Goal of the exercise.
Starting at the line that contains "Output the text content of this document.", quote every line through the end of the entries, word for word, skipping the pictures.
___ Excerpted data
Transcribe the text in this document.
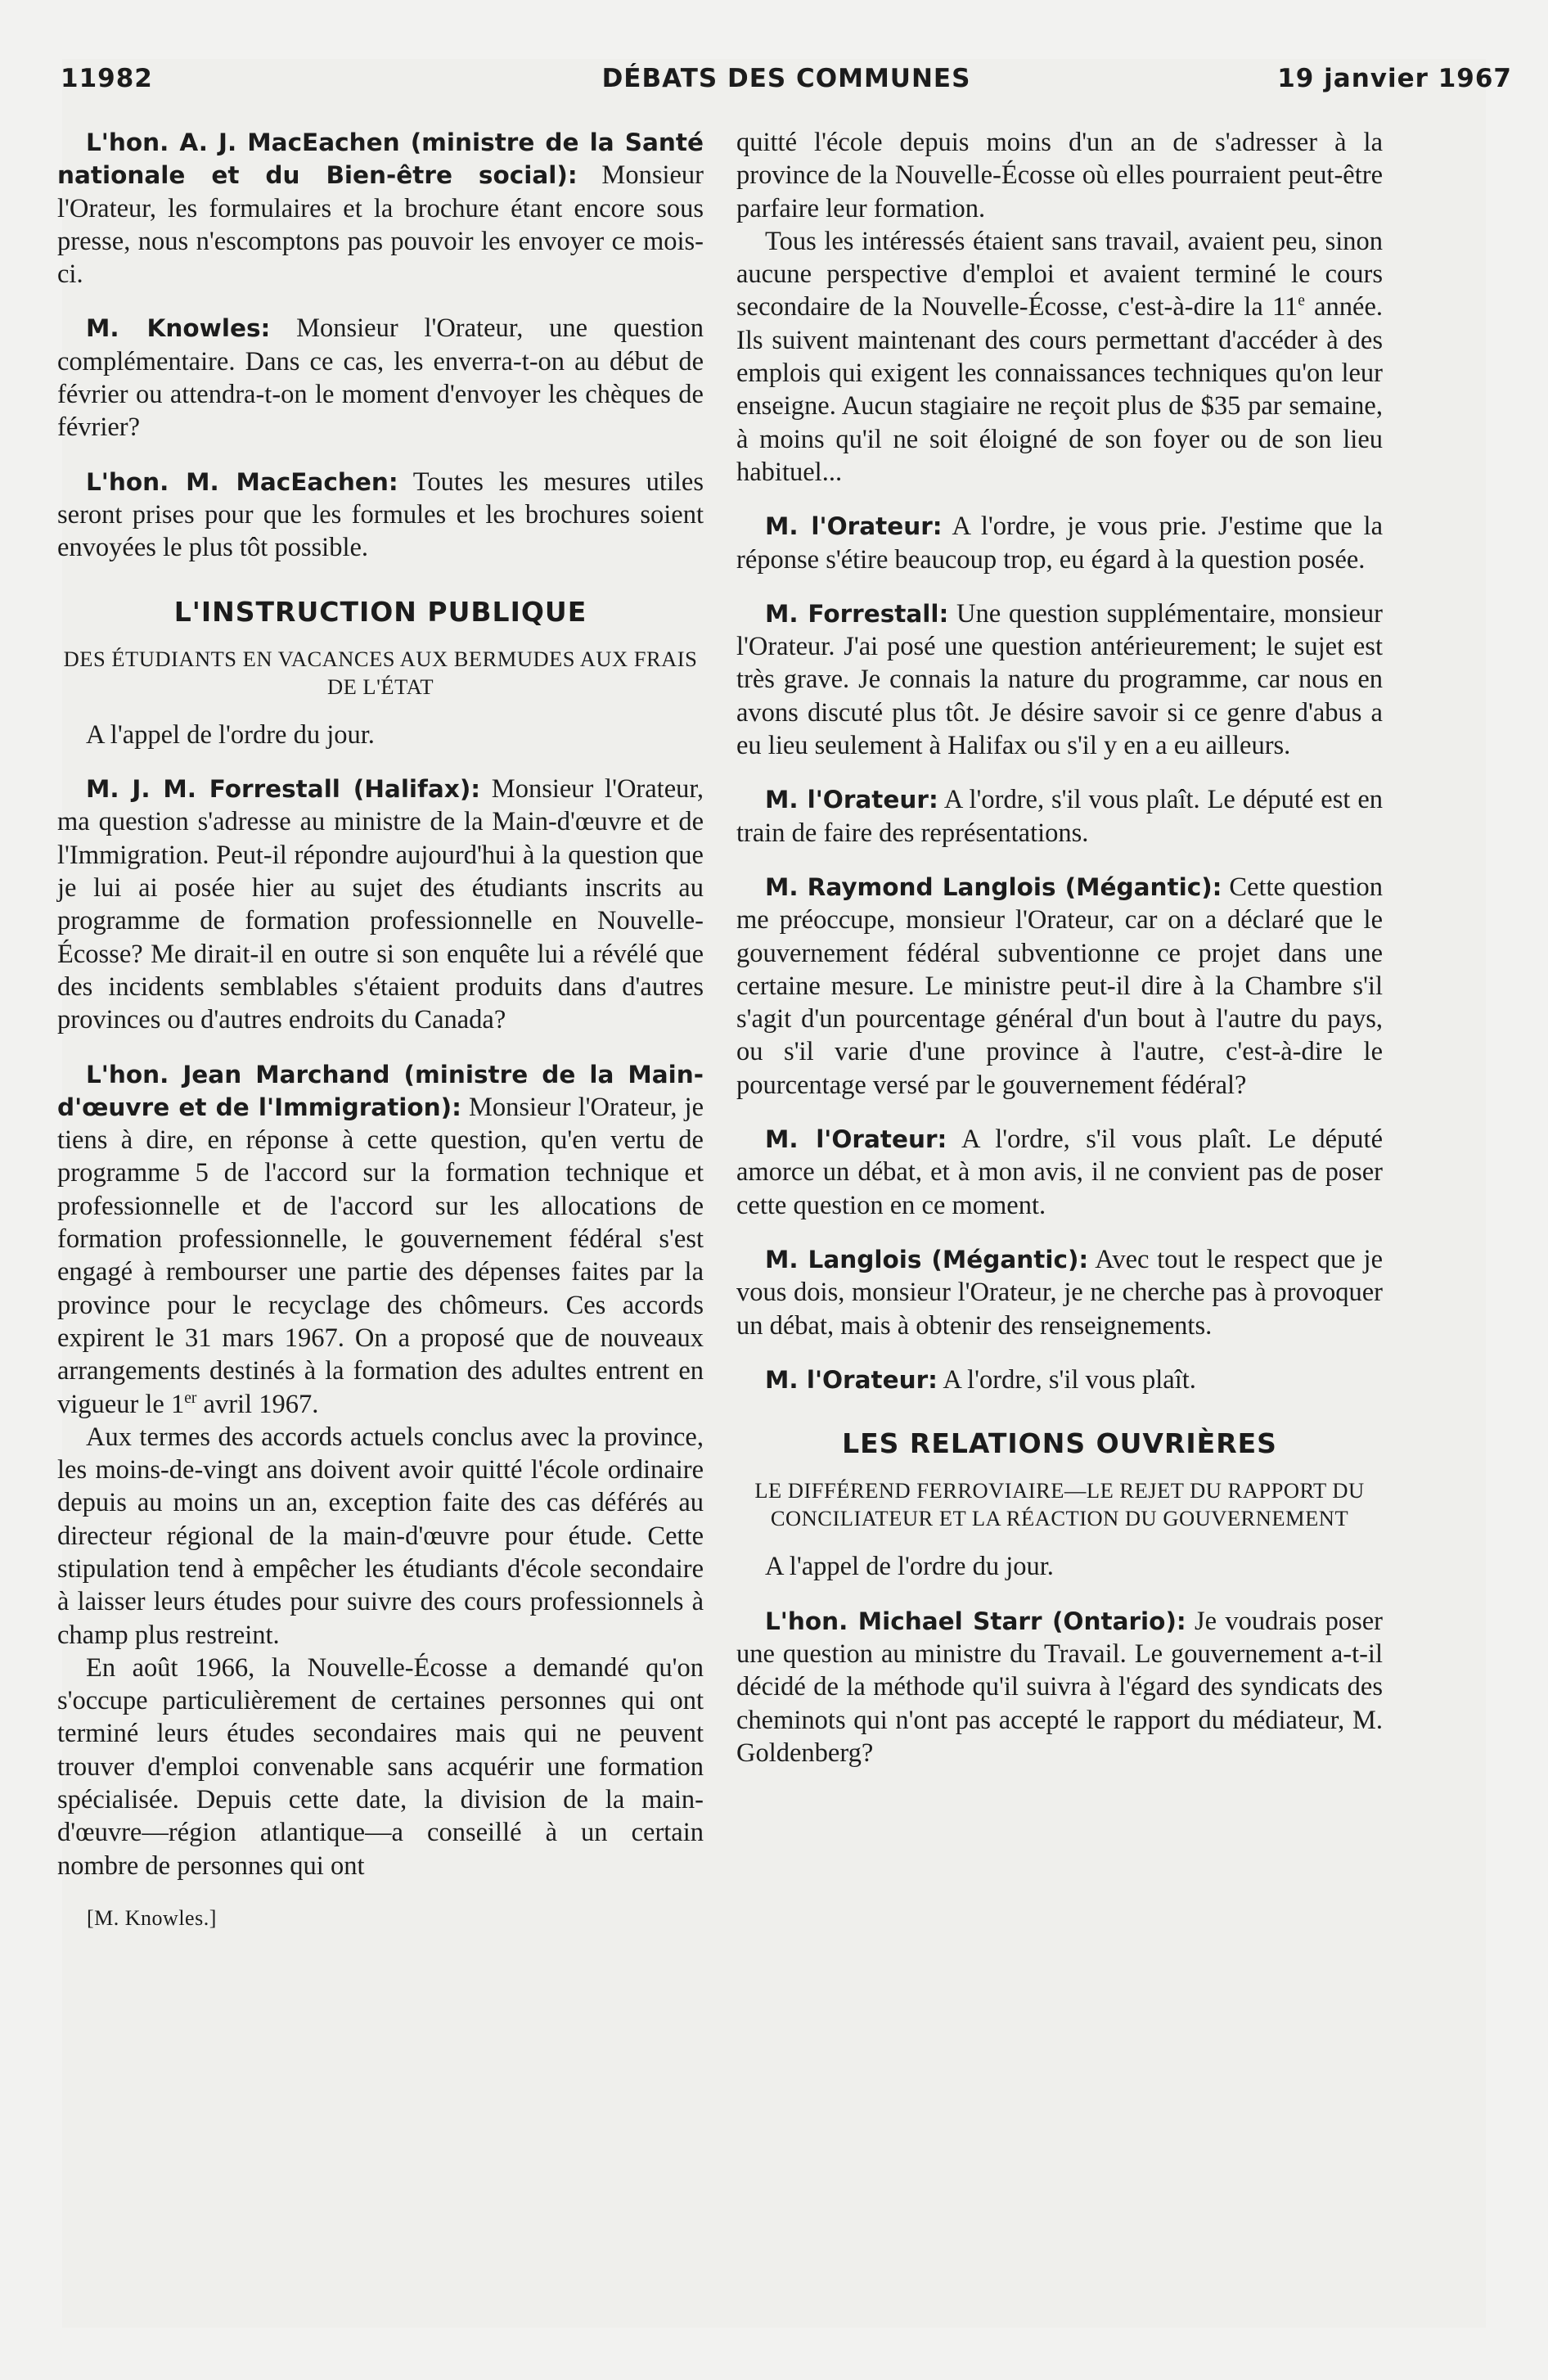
11982	DÉBATS DES COMMUNES	19 janvier 1967

L'hon. A. J. MacEachen (ministre de la Santé nationale et du Bien-être social): Monsieur l'Orateur, les formulaires et la brochure étant encore sous presse, nous n'escomptons pas pouvoir les envoyer ce mois-ci.

M. Knowles: Monsieur l'Orateur, une question complémentaire. Dans ce cas, les enverra-t-on au début de février ou attendra-t-on le moment d'envoyer les chèques de février?

L'hon. M. MacEachen: Toutes les mesures utiles seront prises pour que les formules et les brochures soient envoyées le plus tôt possible.

L'INSTRUCTION PUBLIQUE
DES ÉTUDIANTS EN VACANCES AUX BERMUDES AUX FRAIS DE L'ÉTAT

A l'appel de l'ordre du jour.

M. J. M. Forrestall (Halifax): Monsieur l'Orateur, ma question s'adresse au ministre de la Main-d'œuvre et de l'Immigration. Peut-il répondre aujourd'hui à la question que je lui ai posée hier au sujet des étudiants inscrits au programme de formation professionnelle en Nouvelle-Écosse? Me dirait-il en outre si son enquête lui a révélé que des incidents semblables s'étaient produits dans d'autres provinces ou d'autres endroits du Canada?

L'hon. Jean Marchand (ministre de la Main-d'œuvre et de l'Immigration): Monsieur l'Orateur, je tiens à dire, en réponse à cette question, qu'en vertu de programme 5 de l'accord sur la formation technique et professionnelle et de l'accord sur les allocations de formation professionnelle, le gouvernement fédéral s'est engagé à rembourser une partie des dépenses faites par la province pour le recyclage des chômeurs. Ces accords expirent le 31 mars 1967. On a proposé que de nouveaux arrangements destinés à la formation des adultes entrent en vigueur le 1er avril 1967.

Aux termes des accords actuels conclus avec la province, les moins-de-vingt ans doivent avoir quitté l'école ordinaire depuis au moins un an, exception faite des cas déférés au directeur régional de la main-d'œuvre pour étude. Cette stipulation tend à empêcher les étudiants d'école secondaire à laisser leurs études pour suivre des cours professionnels à champ plus restreint.

En août 1966, la Nouvelle-Écosse a demandé qu'on s'occupe particulièrement de certaines personnes qui ont terminé leurs études secondaires mais qui ne peuvent trouver d'emploi convenable sans acquérir une formation spécialisée. Depuis cette date, la division de la main-d'œuvre—région atlantique—a conseillé à un certain nombre de personnes qui ont

[M. Knowles.]

quitté l'école depuis moins d'un an de s'adresser à la province de la Nouvelle-Écosse où elles pourraient peut-être parfaire leur formation.

Tous les intéressés étaient sans travail, avaient peu, sinon aucune perspective d'emploi et avaient terminé le cours secondaire de la Nouvelle-Écosse, c'est-à-dire la 11e année. Ils suivent maintenant des cours permettant d'accéder à des emplois qui exigent les connaissances techniques qu'on leur enseigne. Aucun stagiaire ne reçoit plus de $35 par semaine, à moins qu'il ne soit éloigné de son foyer ou de son lieu habituel...

M. l'Orateur: A l'ordre, je vous prie. J'estime que la réponse s'étire beaucoup trop, eu égard à la question posée.

M. Forrestall: Une question supplémentaire, monsieur l'Orateur. J'ai posé une question antérieurement; le sujet est très grave. Je connais la nature du programme, car nous en avons discuté plus tôt. Je désire savoir si ce genre d'abus a eu lieu seulement à Halifax ou s'il y en a eu ailleurs.

M. l'Orateur: A l'ordre, s'il vous plaît. Le député est en train de faire des représentations.

M. Raymond Langlois (Mégantic): Cette question me préoccupe, monsieur l'Orateur, car on a déclaré que le gouvernement fédéral subventionne ce projet dans une certaine mesure. Le ministre peut-il dire à la Chambre s'il s'agit d'un pourcentage général d'un bout à l'autre du pays, ou s'il varie d'une province à l'autre, c'est-à-dire le pourcentage versé par le gouvernement fédéral?

M. l'Orateur: A l'ordre, s'il vous plaît. Le député amorce un débat, et à mon avis, il ne convient pas de poser cette question en ce moment.

M. Langlois (Mégantic): Avec tout le respect que je vous dois, monsieur l'Orateur, je ne cherche pas à provoquer un débat, mais à obtenir des renseignements.

M. l'Orateur: A l'ordre, s'il vous plaît.

LES RELATIONS OUVRIÈRES
LE DIFFÉREND FERROVIAIRE—LE REJET DU RAPPORT DU CONCILIATEUR ET LA RÉACTION DU GOUVERNEMENT

A l'appel de l'ordre du jour.

L'hon. Michael Starr (Ontario): Je voudrais poser une question au ministre du Travail. Le gouvernement a-t-il décidé de la méthode qu'il suivra à l'égard des syndicats des cheminots qui n'ont pas accepté le rapport du médiateur, M. Goldenberg?
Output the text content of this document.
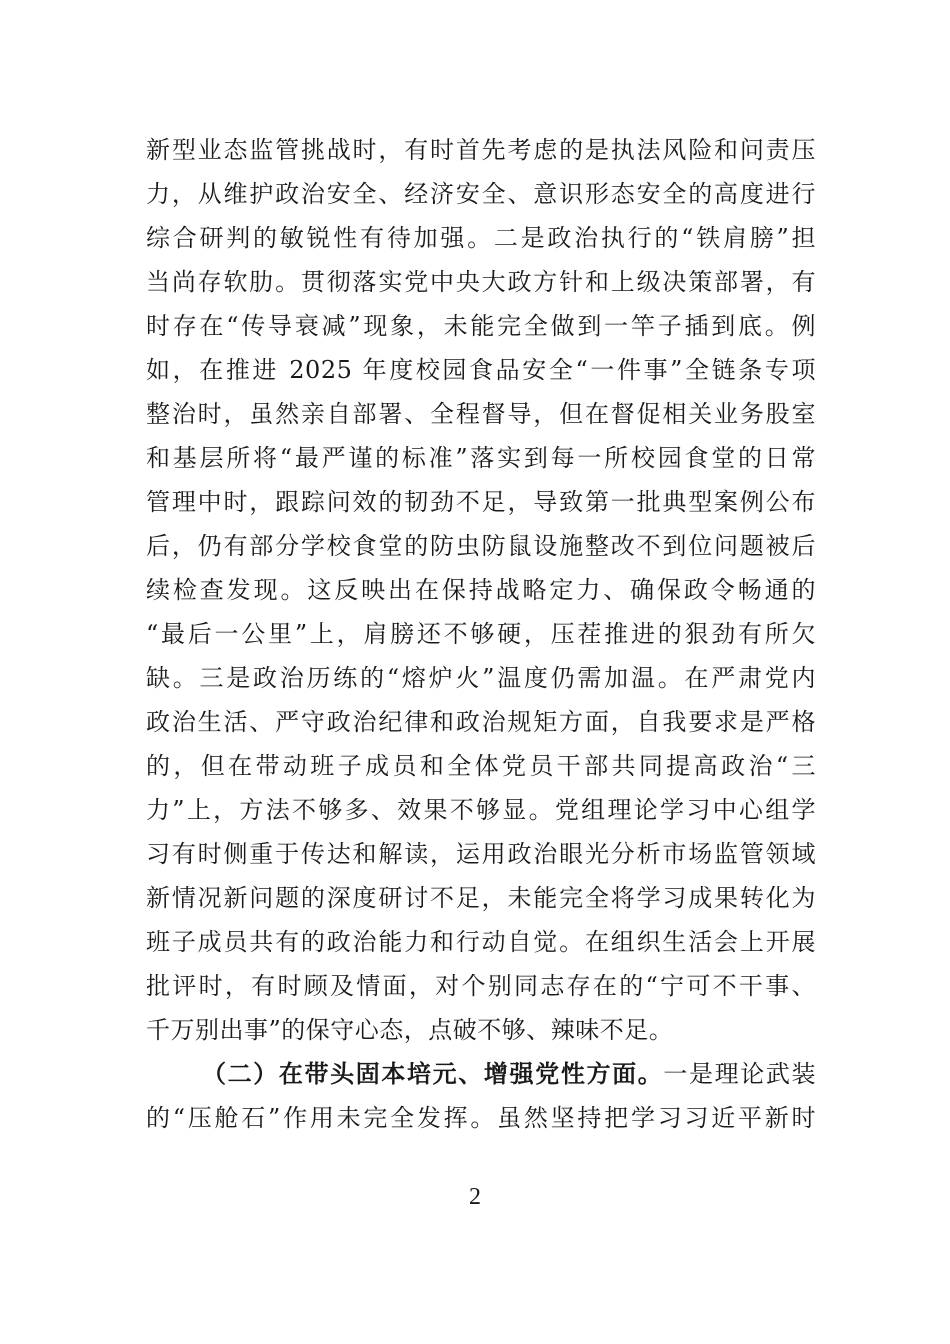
新型业态监管挑战时，有时首先考虑的是执法风险和问责压
力，从维护政治安全、经济安全、意识形态安全的高度进行
综合研判的敏锐性有待加强。二是政治执行的“铁肩膀”担
当尚存软肋。贯彻落实党中央大政方针和上级决策部署，有
时存在“传导衰减”现象，未能完全做到一竿子插到底。例
如，在推进 2025 年度校园食品安全“一件事”全链条专项
整治时，虽然亲自部署、全程督导，但在督促相关业务股室
和基层所将“最严谨的标准”落实到每一所校园食堂的日常
管理中时，跟踪问效的韧劲不足，导致第一批典型案例公布
后，仍有部分学校食堂的防虫防鼠设施整改不到位问题被后
续检查发现。这反映出在保持战略定力、确保政令畅通的
“最后一公里”上，肩膀还不够硬，压茬推进的狠劲有所欠
缺。三是政治历练的“熔炉火”温度仍需加温。在严肃党内
政治生活、严守政治纪律和政治规矩方面，自我要求是严格
的，但在带动班子成员和全体党员干部共同提高政治“三
力”上，方法不够多、效果不够显。党组理论学习中心组学
习有时侧重于传达和解读，运用政治眼光分析市场监管领域
新情况新问题的深度研讨不足，未能完全将学习成果转化为
班子成员共有的政治能力和行动自觉。在组织生活会上开展
批评时，有时顾及情面，对个别同志存在的“宁可不干事、
千万别出事”的保守心态，点破不够、辣味不足。
（二）在带头固本培元、增强党性方面。一是理论武装
的“压舱石”作用未完全发挥。虽然坚持把学习习近平新时
2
______
Exercise output.
Output the text content of this document.
新型业态监管挑战时，有时首先考虑的是执法风险和问责压
力，从维护政治安全、经济安全、意识形态安全的高度进行
综合研判的敏锐性有待加强。二是政治执行的“铁肩膀”担
当尚存软肋。贯彻落实党中央大政方针和上级决策部署，有
时存在“传导衰减”现象，未能完全做到一竿子插到底。例
如，在推进 2025 年度校园食品安全“一件事”全链条专项
整治时，虽然亲自部署、全程督导，但在督促相关业务股室
和基层所将“最严谨的标准”落实到每一所校园食堂的日常
管理中时，跟踪问效的韧劲不足，导致第一批典型案例公布
后，仍有部分学校食堂的防虫防鼠设施整改不到位问题被后
续检查发现。这反映出在保持战略定力、确保政令畅通的
“最后一公里”上，肩膀还不够硬，压茬推进的狠劲有所欠
缺。三是政治历练的“熔炉火”温度仍需加温。在严肃党内
政治生活、严守政治纪律和政治规矩方面，自我要求是严格
的，但在带动班子成员和全体党员干部共同提高政治“三
力”上，方法不够多、效果不够显。党组理论学习中心组学
习有时侧重于传达和解读，运用政治眼光分析市场监管领域
新情况新问题的深度研讨不足，未能完全将学习成果转化为
班子成员共有的政治能力和行动自觉。在组织生活会上开展
批评时，有时顾及情面，对个别同志存在的“宁可不干事、
千万别出事”的保守心态，点破不够、辣味不足。
（二）在带头固本培元、增强党性方面。一是理论武装
的“压舱石”作用未完全发挥。虽然坚持把学习习近平新时
2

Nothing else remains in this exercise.